6. It cannot be believed that the dragger remained on the road at Barkas for so many days unnoticed by the persons passing on the road. The story appears to be artificial one and the same cannot be believed. Viewed from any angle, the evidence of police officials cannot be believed inasmuch as the same is not corroborated by any independent evidence. ( 13 ) FROM the above it is clear that the investigation has to be completed on day-to- day basis. If any delay occurs in recovering the property in pursuance of the confession, the same has to be explained properly, otherwise, the evidence of the prosecution shall not carry much credence and weight, and it has to be disbelieved. To sum up, I find that the proseuction has not proved its case, which led the police officials to rush to the scene of offence. Further, the prosecution failed to prove the recovery said to have been made in pursuance of confession. Hence, it is a fit case where the accused is entitled to be given benefit of doubt. Accordingly, I acquit the accused for the offence punishable under Section 353 ipc. The order passed by the learned hi Additional Metropolitan Sessions Judge- cum-Special Judge for Trial of cases under the Essential Commodities Act in SC No. 516 of 1995 is hereby set aside.

Exercise description: In the court passage above, condense the paragraph beginning "It cannot be believed that the dragger" into a short bulleted list that keeps its main points.

The data:
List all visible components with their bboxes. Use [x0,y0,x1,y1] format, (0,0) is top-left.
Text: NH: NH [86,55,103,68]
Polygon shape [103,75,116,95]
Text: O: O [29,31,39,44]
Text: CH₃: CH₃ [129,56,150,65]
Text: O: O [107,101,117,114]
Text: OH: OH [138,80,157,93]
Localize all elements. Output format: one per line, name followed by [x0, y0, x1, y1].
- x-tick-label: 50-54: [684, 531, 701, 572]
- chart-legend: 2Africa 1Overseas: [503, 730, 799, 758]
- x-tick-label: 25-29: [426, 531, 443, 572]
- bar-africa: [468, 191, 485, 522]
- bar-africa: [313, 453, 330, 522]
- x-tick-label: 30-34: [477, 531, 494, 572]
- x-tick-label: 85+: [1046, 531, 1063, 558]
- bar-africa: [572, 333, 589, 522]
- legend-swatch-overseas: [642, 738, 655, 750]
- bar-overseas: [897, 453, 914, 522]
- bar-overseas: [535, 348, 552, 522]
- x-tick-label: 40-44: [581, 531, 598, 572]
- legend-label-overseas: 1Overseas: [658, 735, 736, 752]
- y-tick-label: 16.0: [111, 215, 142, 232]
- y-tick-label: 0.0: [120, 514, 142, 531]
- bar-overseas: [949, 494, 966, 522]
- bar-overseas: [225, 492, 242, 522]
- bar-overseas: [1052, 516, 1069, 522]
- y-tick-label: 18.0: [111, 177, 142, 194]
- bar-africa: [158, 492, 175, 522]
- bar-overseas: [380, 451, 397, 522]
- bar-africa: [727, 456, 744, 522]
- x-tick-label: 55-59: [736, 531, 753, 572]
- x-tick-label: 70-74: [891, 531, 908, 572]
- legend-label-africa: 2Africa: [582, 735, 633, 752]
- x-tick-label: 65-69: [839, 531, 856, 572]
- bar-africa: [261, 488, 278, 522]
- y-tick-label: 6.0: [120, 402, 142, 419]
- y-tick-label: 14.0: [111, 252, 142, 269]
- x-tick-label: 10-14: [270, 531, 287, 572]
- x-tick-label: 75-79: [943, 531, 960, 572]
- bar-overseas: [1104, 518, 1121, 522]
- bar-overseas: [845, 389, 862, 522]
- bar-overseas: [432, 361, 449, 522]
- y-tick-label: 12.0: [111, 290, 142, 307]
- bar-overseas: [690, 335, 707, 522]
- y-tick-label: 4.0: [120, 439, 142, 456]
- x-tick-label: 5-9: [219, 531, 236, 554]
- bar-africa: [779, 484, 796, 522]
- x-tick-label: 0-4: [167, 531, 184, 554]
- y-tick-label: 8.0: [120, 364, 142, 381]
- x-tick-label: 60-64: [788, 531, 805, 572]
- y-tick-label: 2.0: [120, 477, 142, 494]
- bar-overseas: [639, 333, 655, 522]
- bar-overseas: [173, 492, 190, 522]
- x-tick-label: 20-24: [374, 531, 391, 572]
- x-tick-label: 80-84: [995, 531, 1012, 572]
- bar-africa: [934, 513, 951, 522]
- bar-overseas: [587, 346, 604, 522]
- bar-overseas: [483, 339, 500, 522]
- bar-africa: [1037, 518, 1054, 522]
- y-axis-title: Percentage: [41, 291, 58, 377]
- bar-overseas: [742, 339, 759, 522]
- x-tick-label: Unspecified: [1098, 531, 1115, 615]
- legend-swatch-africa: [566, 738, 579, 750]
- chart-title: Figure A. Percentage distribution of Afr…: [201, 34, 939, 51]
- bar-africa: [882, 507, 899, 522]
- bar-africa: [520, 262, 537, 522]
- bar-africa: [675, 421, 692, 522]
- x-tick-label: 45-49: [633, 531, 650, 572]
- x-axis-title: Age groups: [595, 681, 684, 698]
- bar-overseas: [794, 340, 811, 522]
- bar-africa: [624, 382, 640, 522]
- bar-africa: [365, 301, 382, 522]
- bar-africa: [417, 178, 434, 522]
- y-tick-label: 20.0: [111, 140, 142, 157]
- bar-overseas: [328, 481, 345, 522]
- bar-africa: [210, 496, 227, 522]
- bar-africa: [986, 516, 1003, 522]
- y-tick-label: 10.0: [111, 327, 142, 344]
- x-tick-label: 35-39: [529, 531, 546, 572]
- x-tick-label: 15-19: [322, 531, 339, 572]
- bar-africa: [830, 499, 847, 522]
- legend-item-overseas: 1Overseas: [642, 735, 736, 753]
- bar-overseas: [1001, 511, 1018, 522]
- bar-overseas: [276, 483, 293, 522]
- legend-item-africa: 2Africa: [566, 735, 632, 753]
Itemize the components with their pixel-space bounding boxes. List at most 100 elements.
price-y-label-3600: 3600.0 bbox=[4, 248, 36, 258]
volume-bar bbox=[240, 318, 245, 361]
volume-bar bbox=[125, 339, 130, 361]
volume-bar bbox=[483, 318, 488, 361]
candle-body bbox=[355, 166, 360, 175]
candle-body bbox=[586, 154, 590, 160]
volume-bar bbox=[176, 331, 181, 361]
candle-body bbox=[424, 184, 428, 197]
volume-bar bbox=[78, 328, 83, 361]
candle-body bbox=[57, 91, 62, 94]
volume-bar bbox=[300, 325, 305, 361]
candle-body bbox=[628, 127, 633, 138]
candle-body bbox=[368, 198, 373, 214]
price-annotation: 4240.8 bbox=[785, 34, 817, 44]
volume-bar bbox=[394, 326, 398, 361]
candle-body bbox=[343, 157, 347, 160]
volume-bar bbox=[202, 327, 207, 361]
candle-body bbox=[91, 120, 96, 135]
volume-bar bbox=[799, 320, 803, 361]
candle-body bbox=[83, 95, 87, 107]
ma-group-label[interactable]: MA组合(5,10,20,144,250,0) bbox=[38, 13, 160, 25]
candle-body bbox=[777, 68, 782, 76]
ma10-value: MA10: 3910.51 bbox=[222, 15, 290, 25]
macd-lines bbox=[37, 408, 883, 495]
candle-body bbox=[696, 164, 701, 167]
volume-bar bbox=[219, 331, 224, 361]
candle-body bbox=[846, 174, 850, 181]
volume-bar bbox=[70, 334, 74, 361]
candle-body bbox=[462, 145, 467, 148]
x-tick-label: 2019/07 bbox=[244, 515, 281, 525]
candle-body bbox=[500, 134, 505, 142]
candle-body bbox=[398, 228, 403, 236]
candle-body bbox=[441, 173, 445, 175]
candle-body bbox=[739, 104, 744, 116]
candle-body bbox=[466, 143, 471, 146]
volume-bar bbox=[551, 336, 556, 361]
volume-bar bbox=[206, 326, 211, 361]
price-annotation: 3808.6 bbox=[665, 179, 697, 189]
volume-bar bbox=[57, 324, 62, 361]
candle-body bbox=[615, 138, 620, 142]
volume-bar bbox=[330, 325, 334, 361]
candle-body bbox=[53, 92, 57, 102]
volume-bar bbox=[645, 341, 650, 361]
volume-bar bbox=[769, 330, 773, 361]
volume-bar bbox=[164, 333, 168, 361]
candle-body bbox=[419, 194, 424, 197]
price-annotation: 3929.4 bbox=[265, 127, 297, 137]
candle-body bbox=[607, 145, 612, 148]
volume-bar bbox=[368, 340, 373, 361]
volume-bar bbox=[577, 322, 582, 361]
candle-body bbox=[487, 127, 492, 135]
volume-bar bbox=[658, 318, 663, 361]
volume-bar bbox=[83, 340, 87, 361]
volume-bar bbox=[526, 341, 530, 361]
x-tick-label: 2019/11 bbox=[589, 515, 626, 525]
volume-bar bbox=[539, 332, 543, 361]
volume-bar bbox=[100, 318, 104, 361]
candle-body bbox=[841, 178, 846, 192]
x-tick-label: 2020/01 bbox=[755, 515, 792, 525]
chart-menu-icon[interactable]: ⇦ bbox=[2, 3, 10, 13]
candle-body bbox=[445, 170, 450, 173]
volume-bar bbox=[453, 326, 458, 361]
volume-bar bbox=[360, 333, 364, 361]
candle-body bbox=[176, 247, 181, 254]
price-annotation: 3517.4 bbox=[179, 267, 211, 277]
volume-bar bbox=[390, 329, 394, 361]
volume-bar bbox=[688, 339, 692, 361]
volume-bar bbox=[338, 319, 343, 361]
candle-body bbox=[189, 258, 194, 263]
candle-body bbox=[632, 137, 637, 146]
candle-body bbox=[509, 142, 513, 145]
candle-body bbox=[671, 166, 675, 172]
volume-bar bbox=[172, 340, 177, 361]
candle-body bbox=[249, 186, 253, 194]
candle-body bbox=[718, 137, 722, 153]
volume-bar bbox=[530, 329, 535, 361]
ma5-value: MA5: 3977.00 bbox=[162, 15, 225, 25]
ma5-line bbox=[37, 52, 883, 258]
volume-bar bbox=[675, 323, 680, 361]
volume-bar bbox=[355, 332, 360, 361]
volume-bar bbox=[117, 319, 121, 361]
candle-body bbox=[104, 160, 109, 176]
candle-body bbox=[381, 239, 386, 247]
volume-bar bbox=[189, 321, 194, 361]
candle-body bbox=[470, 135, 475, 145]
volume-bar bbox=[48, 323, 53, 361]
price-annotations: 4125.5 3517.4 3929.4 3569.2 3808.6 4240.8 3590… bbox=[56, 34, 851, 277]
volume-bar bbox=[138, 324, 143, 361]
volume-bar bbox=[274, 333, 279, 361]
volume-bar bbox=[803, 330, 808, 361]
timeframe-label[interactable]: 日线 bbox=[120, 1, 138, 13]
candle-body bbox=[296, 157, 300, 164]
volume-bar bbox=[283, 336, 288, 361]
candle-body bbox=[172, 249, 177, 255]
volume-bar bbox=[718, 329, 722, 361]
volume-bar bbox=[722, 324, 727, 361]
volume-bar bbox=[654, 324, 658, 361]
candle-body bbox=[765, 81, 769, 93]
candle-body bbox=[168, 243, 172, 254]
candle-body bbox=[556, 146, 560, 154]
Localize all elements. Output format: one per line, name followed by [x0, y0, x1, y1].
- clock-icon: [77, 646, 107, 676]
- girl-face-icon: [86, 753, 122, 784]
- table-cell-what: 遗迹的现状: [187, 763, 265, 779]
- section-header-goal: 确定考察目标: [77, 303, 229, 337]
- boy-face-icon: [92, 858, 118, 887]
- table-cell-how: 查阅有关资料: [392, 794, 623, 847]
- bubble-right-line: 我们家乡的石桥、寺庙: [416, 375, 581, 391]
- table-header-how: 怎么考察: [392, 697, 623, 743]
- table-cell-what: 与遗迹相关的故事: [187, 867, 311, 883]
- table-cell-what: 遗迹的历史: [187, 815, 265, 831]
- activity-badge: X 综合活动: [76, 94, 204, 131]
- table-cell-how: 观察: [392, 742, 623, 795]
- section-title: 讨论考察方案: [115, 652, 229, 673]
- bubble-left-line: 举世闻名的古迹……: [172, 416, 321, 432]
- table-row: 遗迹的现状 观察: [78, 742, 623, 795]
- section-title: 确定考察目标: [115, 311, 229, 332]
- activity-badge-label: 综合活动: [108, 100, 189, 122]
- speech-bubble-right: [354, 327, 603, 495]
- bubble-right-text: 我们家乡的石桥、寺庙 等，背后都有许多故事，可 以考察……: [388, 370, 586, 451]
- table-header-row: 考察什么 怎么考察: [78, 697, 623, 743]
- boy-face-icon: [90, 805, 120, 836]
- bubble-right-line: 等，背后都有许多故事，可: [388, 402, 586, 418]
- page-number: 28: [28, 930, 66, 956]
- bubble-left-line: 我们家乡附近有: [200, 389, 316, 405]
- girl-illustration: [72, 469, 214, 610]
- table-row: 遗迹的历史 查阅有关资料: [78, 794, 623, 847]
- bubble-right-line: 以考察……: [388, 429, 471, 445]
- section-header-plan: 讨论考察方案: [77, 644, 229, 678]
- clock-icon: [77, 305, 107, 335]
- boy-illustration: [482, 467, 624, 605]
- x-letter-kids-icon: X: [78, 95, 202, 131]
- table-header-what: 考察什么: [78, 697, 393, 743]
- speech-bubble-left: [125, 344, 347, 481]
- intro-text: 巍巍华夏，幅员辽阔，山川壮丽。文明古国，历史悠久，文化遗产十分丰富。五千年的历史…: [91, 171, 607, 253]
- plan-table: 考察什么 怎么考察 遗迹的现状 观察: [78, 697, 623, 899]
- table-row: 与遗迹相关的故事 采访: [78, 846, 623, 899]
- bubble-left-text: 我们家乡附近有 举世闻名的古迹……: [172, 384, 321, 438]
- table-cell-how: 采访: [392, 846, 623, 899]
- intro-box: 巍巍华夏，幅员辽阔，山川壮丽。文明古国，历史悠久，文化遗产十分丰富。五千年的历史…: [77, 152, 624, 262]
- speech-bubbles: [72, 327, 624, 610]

Solution for this exercise:
- It is not credible that the dragger lay on the road at Barkas for many days without anyone passing by noticing it.
- The story seems artificial and cannot be believed.
- The police officials' evidence cannot be believed because no independent evidence corroborates it.